**DATA SECTION**
----------------
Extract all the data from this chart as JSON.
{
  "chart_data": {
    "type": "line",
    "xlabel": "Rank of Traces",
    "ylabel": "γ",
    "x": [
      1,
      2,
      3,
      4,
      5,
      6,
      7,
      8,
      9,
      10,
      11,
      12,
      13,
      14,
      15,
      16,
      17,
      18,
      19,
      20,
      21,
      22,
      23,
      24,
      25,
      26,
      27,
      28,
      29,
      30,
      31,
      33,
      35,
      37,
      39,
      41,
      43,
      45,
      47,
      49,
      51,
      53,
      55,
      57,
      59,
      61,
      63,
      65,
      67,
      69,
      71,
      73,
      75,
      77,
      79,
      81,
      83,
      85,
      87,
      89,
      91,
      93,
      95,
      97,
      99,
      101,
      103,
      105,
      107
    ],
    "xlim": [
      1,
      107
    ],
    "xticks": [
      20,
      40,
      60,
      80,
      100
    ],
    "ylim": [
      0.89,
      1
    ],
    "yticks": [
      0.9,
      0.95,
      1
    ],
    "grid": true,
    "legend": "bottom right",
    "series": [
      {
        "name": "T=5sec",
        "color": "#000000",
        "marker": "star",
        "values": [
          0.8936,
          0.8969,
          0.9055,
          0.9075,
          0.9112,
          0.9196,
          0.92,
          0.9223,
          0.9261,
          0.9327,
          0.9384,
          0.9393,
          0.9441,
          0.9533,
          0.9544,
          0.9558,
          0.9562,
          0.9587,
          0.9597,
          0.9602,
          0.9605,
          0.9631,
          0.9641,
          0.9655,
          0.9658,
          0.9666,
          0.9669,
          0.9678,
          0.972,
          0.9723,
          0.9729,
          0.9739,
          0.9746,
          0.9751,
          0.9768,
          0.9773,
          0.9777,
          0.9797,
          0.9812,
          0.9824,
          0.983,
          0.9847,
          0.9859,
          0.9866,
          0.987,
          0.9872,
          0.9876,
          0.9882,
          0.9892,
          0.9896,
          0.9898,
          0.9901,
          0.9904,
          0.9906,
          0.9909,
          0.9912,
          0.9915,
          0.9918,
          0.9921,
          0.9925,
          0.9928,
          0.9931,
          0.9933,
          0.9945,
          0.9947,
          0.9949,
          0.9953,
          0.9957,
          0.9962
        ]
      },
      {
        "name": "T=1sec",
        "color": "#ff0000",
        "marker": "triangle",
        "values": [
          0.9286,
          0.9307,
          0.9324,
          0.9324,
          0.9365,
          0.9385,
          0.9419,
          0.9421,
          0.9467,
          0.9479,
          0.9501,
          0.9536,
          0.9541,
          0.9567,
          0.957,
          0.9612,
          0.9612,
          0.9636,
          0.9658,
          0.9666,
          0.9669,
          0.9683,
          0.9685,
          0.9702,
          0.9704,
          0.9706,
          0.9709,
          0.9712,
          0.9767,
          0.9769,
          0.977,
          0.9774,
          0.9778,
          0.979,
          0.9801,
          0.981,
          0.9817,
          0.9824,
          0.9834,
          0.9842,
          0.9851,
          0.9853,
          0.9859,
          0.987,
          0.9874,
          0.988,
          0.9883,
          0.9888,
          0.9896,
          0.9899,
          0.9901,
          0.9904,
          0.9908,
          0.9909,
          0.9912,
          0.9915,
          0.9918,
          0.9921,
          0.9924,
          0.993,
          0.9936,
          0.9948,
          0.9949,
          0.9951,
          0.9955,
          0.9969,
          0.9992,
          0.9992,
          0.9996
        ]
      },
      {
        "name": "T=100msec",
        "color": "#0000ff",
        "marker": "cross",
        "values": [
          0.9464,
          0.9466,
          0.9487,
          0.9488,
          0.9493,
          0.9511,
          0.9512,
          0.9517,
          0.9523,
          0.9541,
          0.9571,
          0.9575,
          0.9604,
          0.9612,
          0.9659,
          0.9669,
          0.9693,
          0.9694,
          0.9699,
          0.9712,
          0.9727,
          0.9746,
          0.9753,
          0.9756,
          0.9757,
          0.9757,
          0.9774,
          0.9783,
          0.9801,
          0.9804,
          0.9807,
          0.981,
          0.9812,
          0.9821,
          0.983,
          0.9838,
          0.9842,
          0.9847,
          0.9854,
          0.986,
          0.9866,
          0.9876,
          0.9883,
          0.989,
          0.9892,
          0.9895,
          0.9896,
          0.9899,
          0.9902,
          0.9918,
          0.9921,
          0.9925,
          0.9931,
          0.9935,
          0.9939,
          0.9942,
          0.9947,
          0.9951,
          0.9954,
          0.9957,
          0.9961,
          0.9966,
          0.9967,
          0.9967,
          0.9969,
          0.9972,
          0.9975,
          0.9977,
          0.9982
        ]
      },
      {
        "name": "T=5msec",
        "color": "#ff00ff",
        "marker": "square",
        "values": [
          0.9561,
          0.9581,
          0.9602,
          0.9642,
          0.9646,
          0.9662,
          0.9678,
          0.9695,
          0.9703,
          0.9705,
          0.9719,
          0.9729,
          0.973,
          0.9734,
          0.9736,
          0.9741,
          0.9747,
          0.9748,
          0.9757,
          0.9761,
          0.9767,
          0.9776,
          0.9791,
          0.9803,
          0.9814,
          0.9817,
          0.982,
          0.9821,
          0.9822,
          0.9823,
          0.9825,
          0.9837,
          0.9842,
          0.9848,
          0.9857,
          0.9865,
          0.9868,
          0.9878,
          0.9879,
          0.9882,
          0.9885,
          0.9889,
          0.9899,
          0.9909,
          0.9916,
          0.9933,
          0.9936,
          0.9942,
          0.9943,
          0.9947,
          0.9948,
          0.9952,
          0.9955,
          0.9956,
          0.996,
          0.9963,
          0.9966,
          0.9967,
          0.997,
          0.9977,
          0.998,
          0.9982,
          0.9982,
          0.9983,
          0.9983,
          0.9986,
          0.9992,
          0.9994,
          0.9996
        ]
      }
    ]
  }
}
----------------
**DIRECTIONS**
Your task is to retype all of the records exactly.

**ANSWER TO THE TASK**
Extract all the data from this chart as JSON.
{
  "chart_data": {
    "type": "line",
    "xlabel": "Rank of Traces",
    "ylabel": "γ",
    "x": [
      1,
      2,
      3,
      4,
      5,
      6,
      7,
      8,
      9,
      10,
      11,
      12,
      13,
      14,
      15,
      16,
      17,
      18,
      19,
      20,
      21,
      22,
      23,
      24,
      25,
      26,
      27,
      28,
      29,
      30,
      31,
      33,
      35,
      37,
      39,
      41,
      43,
      45,
      47,
      49,
      51,
      53,
      55,
      57,
      59,
      61,
      63,
      65,
      67,
      69,
      71,
      73,
      75,
      77,
      79,
      81,
      83,
      85,
      87,
      89,
      91,
      93,
      95,
      97,
      99,
      101,
      103,
      105,
      107
    ],
    "xlim": [
      1,
      107
    ],
    "xticks": [
      20,
      40,
      60,
      80,
      100
    ],
    "ylim": [
      0.89,
      1
    ],
    "yticks": [
      0.9,
      0.95,
      1
    ],
    "grid": true,
    "legend": "bottom right",
    "series": [
      {
        "name": "T=5sec",
        "color": "#000000",
        "marker": "star",
        "values": [
          0.8936,
          0.8969,
          0.9055,
          0.9075,
          0.9112,
          0.9196,
          0.92,
          0.9223,
          0.9261,
          0.9327,
          0.9384,
          0.9393,
          0.9441,
          0.9533,
          0.9544,
          0.9558,
          0.9562,
          0.9587,
          0.9597,
          0.9602,
          0.9605,
          0.9631,
          0.9641,
          0.9655,
          0.9658,
          0.9666,
          0.9669,
          0.9678,
          0.972,
          0.9723,
          0.9729,
          0.9739,
          0.9746,
          0.9751,
          0.9768,
          0.9773,
          0.9777,
          0.9797,
          0.9812,
          0.9824,
          0.983,
          0.9847,
          0.9859,
          0.9866,
          0.987,
          0.9872,
          0.9876,
          0.9882,
          0.9892,
          0.9896,
          0.9898,
          0.9901,
          0.9904,
          0.9906,
          0.9909,
          0.9912,
          0.9915,
          0.9918,
          0.9921,
          0.9925,
          0.9928,
          0.9931,
          0.9933,
          0.9945,
          0.9947,
          0.9949,
          0.9953,
          0.9957,
          0.9962
        ]
      },
      {
        "name": "T=1sec",
        "color": "#ff0000",
        "marker": "triangle",
        "values": [
          0.9286,
          0.9307,
          0.9324,
          0.9324,
          0.9365,
          0.9385,
          0.9419,
          0.9421,
          0.9467,
          0.9479,
          0.9501,
          0.9536,
          0.9541,
          0.9567,
          0.957,
          0.9612,
          0.9612,
          0.9636,
          0.9658,
          0.9666,
          0.9669,
          0.9683,
          0.9685,
          0.9702,
          0.9704,
          0.9706,
          0.9709,
          0.9712,
          0.9767,
          0.9769,
          0.977,
          0.9774,
          0.9778,
          0.979,
          0.9801,
          0.981,
          0.9817,
          0.9824,
          0.9834,
          0.9842,
          0.9851,
          0.9853,
          0.9859,
          0.987,
          0.9874,
          0.988,
          0.9883,
          0.9888,
          0.9896,
          0.9899,
          0.9901,
          0.9904,
          0.9908,
          0.9909,
          0.9912,
          0.9915,
          0.9918,
          0.9921,
          0.9924,
          0.993,
          0.9936,
          0.9948,
          0.9949,
          0.9951,
          0.9955,
          0.9969,
          0.9992,
          0.9992,
          0.9996
        ]
      },
      {
        "name": "T=100msec",
        "color": "#0000ff",
        "marker": "cross",
        "values": [
          0.9464,
          0.9466,
          0.9487,
          0.9488,
          0.9493,
          0.9511,
          0.9512,
          0.9517,
          0.9523,
          0.9541,
          0.9571,
          0.9575,
          0.9604,
          0.9612,
          0.9659,
          0.9669,
          0.9693,
          0.9694,
          0.9699,
          0.9712,
          0.9727,
          0.9746,
          0.9753,
          0.9756,
          0.9757,
          0.9757,
          0.9774,
          0.9783,
          0.9801,
          0.9804,
          0.9807,
          0.981,
          0.9812,
          0.9821,
          0.983,
          0.9838,
          0.9842,
          0.9847,
          0.9854,
          0.986,
          0.9866,
          0.9876,
          0.9883,
          0.989,
          0.9892,
          0.9895,
          0.9896,
          0.9899,
          0.9902,
          0.9918,
          0.9921,
          0.9925,
          0.9931,
          0.9935,
          0.9939,
          0.9942,
          0.9947,
          0.9951,
          0.9954,
          0.9957,
          0.9961,
          0.9966,
          0.9967,
          0.9967,
          0.9969,
          0.9972,
          0.9975,
          0.9977,
          0.9982
        ]
      },
      {
        "name": "T=5msec",
        "color": "#ff00ff",
        "marker": "square",
        "values": [
          0.9561,
          0.9581,
          0.9602,
          0.9642,
          0.9646,
          0.9662,
          0.9678,
          0.9695,
          0.9703,
          0.9705,
          0.9719,
          0.9729,
          0.973,
          0.9734,
          0.9736,
          0.9741,
          0.9747,
          0.9748,
          0.9757,
          0.9761,
          0.9767,
          0.9776,
          0.9791,
          0.9803,
          0.9814,
          0.9817,
          0.982,
          0.9821,
          0.9822,
          0.9823,
          0.9825,
          0.9837,
          0.9842,
          0.9848,
          0.9857,
          0.9865,
          0.9868,
          0.9878,
          0.9879,
          0.9882,
          0.9885,
          0.9889,
          0.9899,
          0.9909,
          0.9916,
          0.9933,
          0.9936,
          0.9942,
          0.9943,
          0.9947,
          0.9948,
          0.9952,
          0.9955,
          0.9956,
          0.996,
          0.9963,
          0.9966,
          0.9967,
          0.997,
          0.9977,
          0.998,
          0.9982,
          0.9982,
          0.9983,
          0.9983,
          0.9986,
          0.9992,
          0.9994,
          0.9996
        ]
      }
    ]
  }
}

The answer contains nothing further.